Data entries
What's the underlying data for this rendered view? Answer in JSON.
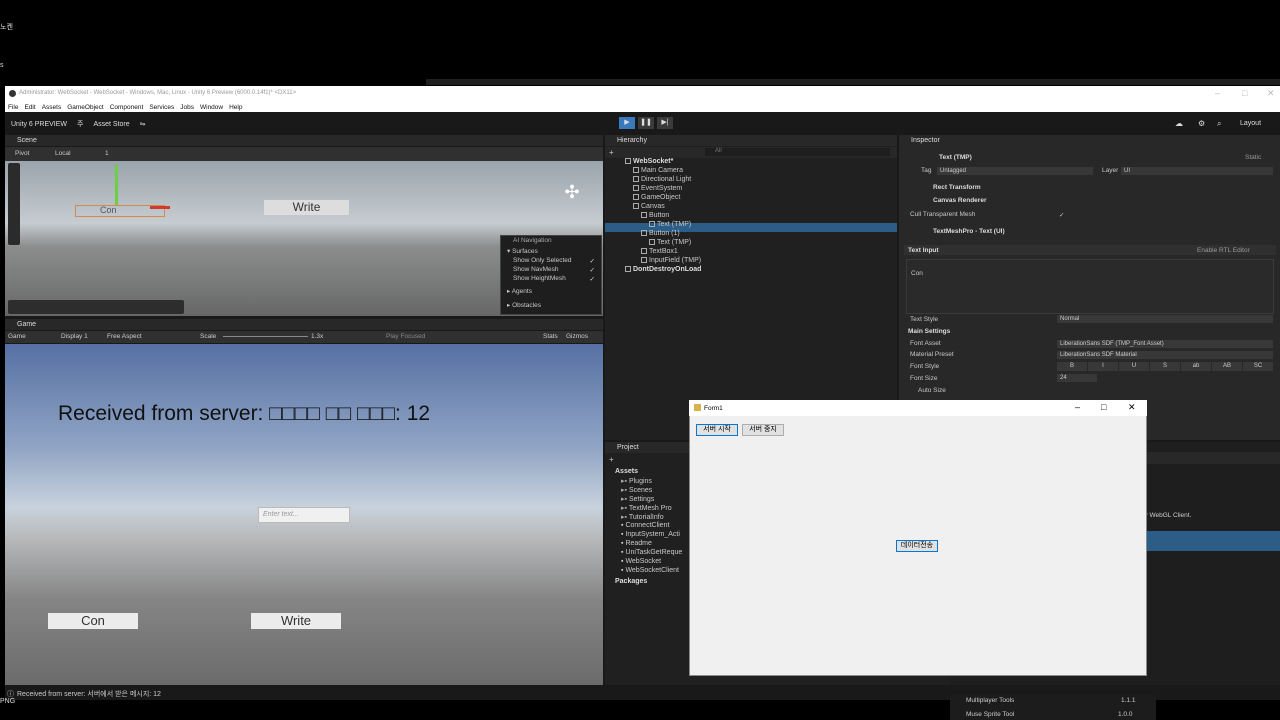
{
  "desktop": {
    "label_top": "노켄",
    "label_bottom": "s"
  },
  "window": {
    "title": "Administrator: WebSocket - WebSocket - Windows, Mac, Linux - Unity 6 Preview (6000.0.14f1)* <DX11>"
  },
  "menu": [
    "File",
    "Edit",
    "Assets",
    "GameObject",
    "Component",
    "Services",
    "Jobs",
    "Window",
    "Help"
  ],
  "toolbar": {
    "logo": "Unity 6 PREVIEW",
    "account": "주",
    "asset_store": "Asset Store",
    "layout": "Layout"
  },
  "scene": {
    "tab": "Scene",
    "pivot": "Pivot",
    "local": "Local",
    "number": "1",
    "write_label": "Write",
    "con_label": "Con",
    "ai_nav": {
      "title": "AI Navigation",
      "surfaces": "Surfaces",
      "items": [
        "Show Only Selected",
        "Show NavMesh",
        "Show HeightMesh"
      ],
      "agents": "Agents",
      "obstacles": "Obstacles"
    }
  },
  "game": {
    "tab": "Game",
    "mode": "Game",
    "display": "Display 1",
    "aspect": "Free Aspect",
    "scale_label": "Scale",
    "scale_value": "1.3x",
    "play_focused": "Play Focused",
    "stats": "Stats",
    "gizmos": "Gizmos",
    "received_text": "Received from server: □□□□ □□ □□□: 12",
    "input_placeholder": "Enter text...",
    "con_button": "Con",
    "write_button": "Write"
  },
  "hierarchy": {
    "tab": "Hierarchy",
    "search_placeholder": "All",
    "items": [
      {
        "label": "WebSocket*",
        "depth": 0
      },
      {
        "label": "Main Camera",
        "depth": 1
      },
      {
        "label": "Directional Light",
        "depth": 1
      },
      {
        "label": "EventSystem",
        "depth": 1
      },
      {
        "label": "GameObject",
        "depth": 1
      },
      {
        "label": "Canvas",
        "depth": 1
      },
      {
        "label": "Button",
        "depth": 2
      },
      {
        "label": "Text (TMP)",
        "depth": 3
      },
      {
        "label": "Button (1)",
        "depth": 2
      },
      {
        "label": "Text (TMP)",
        "depth": 3
      },
      {
        "label": "TextBox1",
        "depth": 2
      },
      {
        "label": "InputField (TMP)",
        "depth": 2
      },
      {
        "label": "DontDestroyOnLoad",
        "depth": 0
      }
    ]
  },
  "inspector": {
    "tab": "Inspector",
    "object_name": "Text (TMP)",
    "static": "Static",
    "tag_label": "Tag",
    "tag_value": "Untagged",
    "layer_label": "Layer",
    "layer_value": "UI",
    "components": [
      "Rect Transform",
      "Canvas Renderer",
      "TextMeshPro - Text (UI)"
    ],
    "cull": "Cull Transparent Mesh",
    "text_input": "Text Input",
    "rtl": "Enable RTL Editor",
    "text_value": "Con",
    "text_style_label": "Text Style",
    "text_style_value": "Normal",
    "main_settings": "Main Settings",
    "font_asset_label": "Font Asset",
    "font_asset_value": "LiberationSans SDF (TMP_Font Asset)",
    "material_label": "Material Preset",
    "material_value": "LiberationSans SDF Material",
    "font_style_label": "Font Style",
    "font_style_buttons": [
      "B",
      "I",
      "U",
      "S",
      "ab",
      "AB",
      "SC"
    ],
    "font_size_label": "Font Size",
    "font_size_value": "24",
    "auto_size": "Auto Size"
  },
  "project": {
    "tab": "Project",
    "assets": "Assets",
    "items": [
      "Plugins",
      "Scenes",
      "Settings",
      "TextMesh Pro",
      "TutorialInfo",
      "ConnectClient",
      "InputSystem_Acti",
      "Readme",
      "UniTaskGetReque",
      "WebSocket",
      "WebSocketClient"
    ],
    "packages": "Packages",
    "right_text": "rity WebGL Client."
  },
  "packages": [
    {
      "name": "Multiplayer Tools",
      "version": "1.1.1"
    },
    {
      "name": "Muse Sprite Tool",
      "version": "1.0.0"
    }
  ],
  "status": {
    "message": "Received from server: 서버에서 받은 메시지: 12"
  },
  "form": {
    "title": "Form1",
    "start_button": "서버 시작",
    "stop_button": "서버 중지",
    "send_button": "데이터전송"
  }
}
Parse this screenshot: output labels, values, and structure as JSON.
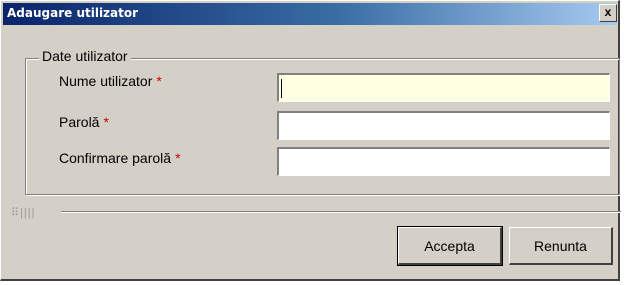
{
  "window": {
    "title": "Adaugare utilizator",
    "close_label": "x"
  },
  "form": {
    "group_label": "Date utilizator",
    "required_marker": "*",
    "fields": [
      {
        "label": "Nume utilizator",
        "value": "",
        "placeholder": ""
      },
      {
        "label": "Parolă",
        "value": "",
        "placeholder": ""
      },
      {
        "label": "Confirmare parolă",
        "value": "",
        "placeholder": ""
      }
    ]
  },
  "footer": {
    "grip": "⠿||||",
    "accept_label": "Accepta",
    "cancel_label": "Renunta"
  },
  "colors": {
    "title_gradient_start": "#0a246a",
    "focused_input": "#ffffe1",
    "required": "#cc0000",
    "dialog_bg": "#d4d0c8"
  }
}
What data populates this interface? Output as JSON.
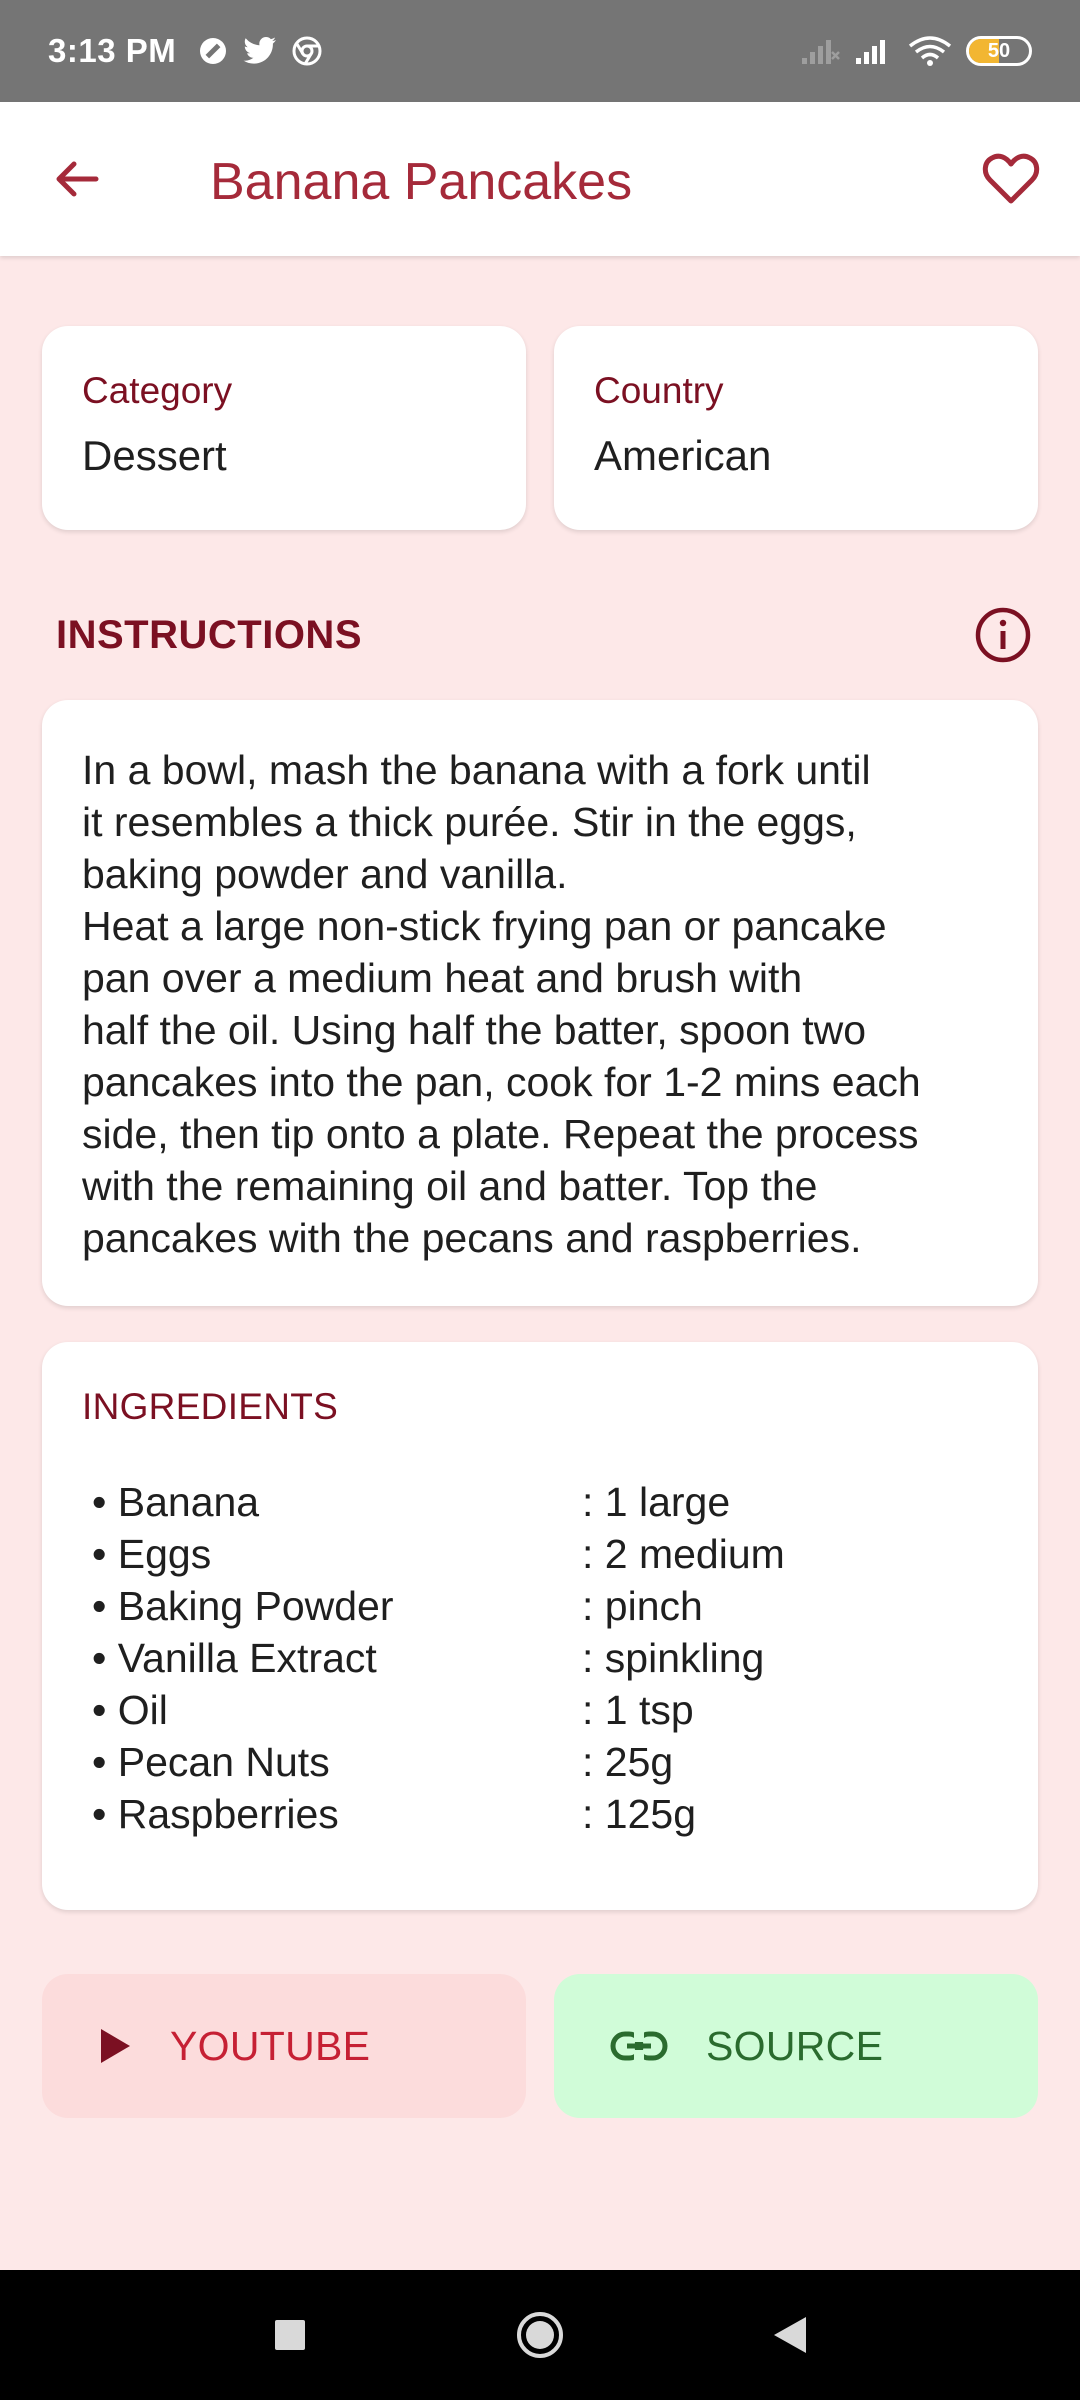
{
  "status_bar": {
    "time": "3:13 PM",
    "battery": "50",
    "battery_level": 0.5,
    "icons": [
      "do-not-disturb-icon",
      "twitter-icon",
      "chrome-icon",
      "signal-off-icon",
      "signal-icon",
      "wifi-icon",
      "battery-icon"
    ]
  },
  "app_bar": {
    "title": "Banana Pancakes",
    "back_icon": "arrow-left-icon",
    "favorite_icon": "heart-outline-icon"
  },
  "info": {
    "category_label": "Category",
    "category_value": "Dessert",
    "country_label": "Country",
    "country_value": "American"
  },
  "instructions": {
    "heading": "INSTRUCTIONS",
    "info_icon": "info-circle-icon",
    "text": "In a bowl, mash the banana with a fork until\nit resembles a thick purée. Stir in the eggs,\nbaking powder and vanilla.\nHeat a large non-stick frying pan or pancake\npan over a medium heat and brush with\nhalf the oil. Using half the batter, spoon two\npancakes into the pan, cook for 1-2 mins each\nside, then tip onto a plate. Repeat the process\nwith the remaining oil and batter. Top the\npancakes with the pecans and raspberries."
  },
  "ingredients": {
    "heading": "INGREDIENTS",
    "items": [
      {
        "name": "• Banana",
        "measure": ": 1 large"
      },
      {
        "name": "• Eggs",
        "measure": ": 2 medium"
      },
      {
        "name": "• Baking Powder",
        "measure": ": pinch"
      },
      {
        "name": "• Vanilla Extract",
        "measure": ": spinkling"
      },
      {
        "name": "• Oil",
        "measure": ": 1 tsp"
      },
      {
        "name": "• Pecan Nuts",
        "measure": ": 25g"
      },
      {
        "name": "• Raspberries",
        "measure": ": 125g"
      }
    ]
  },
  "actions": {
    "youtube_label": "YOUTUBE",
    "youtube_icon": "play-icon",
    "source_label": "SOURCE",
    "source_icon": "link-icon"
  },
  "nav_bar": {
    "items": [
      "recents-square-icon",
      "home-circle-icon",
      "back-triangle-icon"
    ]
  },
  "colors": {
    "background": "#fde8e8",
    "accent": "#a52a3a",
    "heading": "#7b1022",
    "youtube_bg": "#fcdcdc",
    "source_bg": "#d0fcd8"
  }
}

● PROBLEM DETAILS: Look for the word "this" in every line of the listing and copy the lines that have it.

● WRITTEN REPLY:
What's the underlying data for this rendered view? Answer in JSON.
Parse this screenshot: output labels, values, and structure as JSON.
What data populates this interface? Output as JSON.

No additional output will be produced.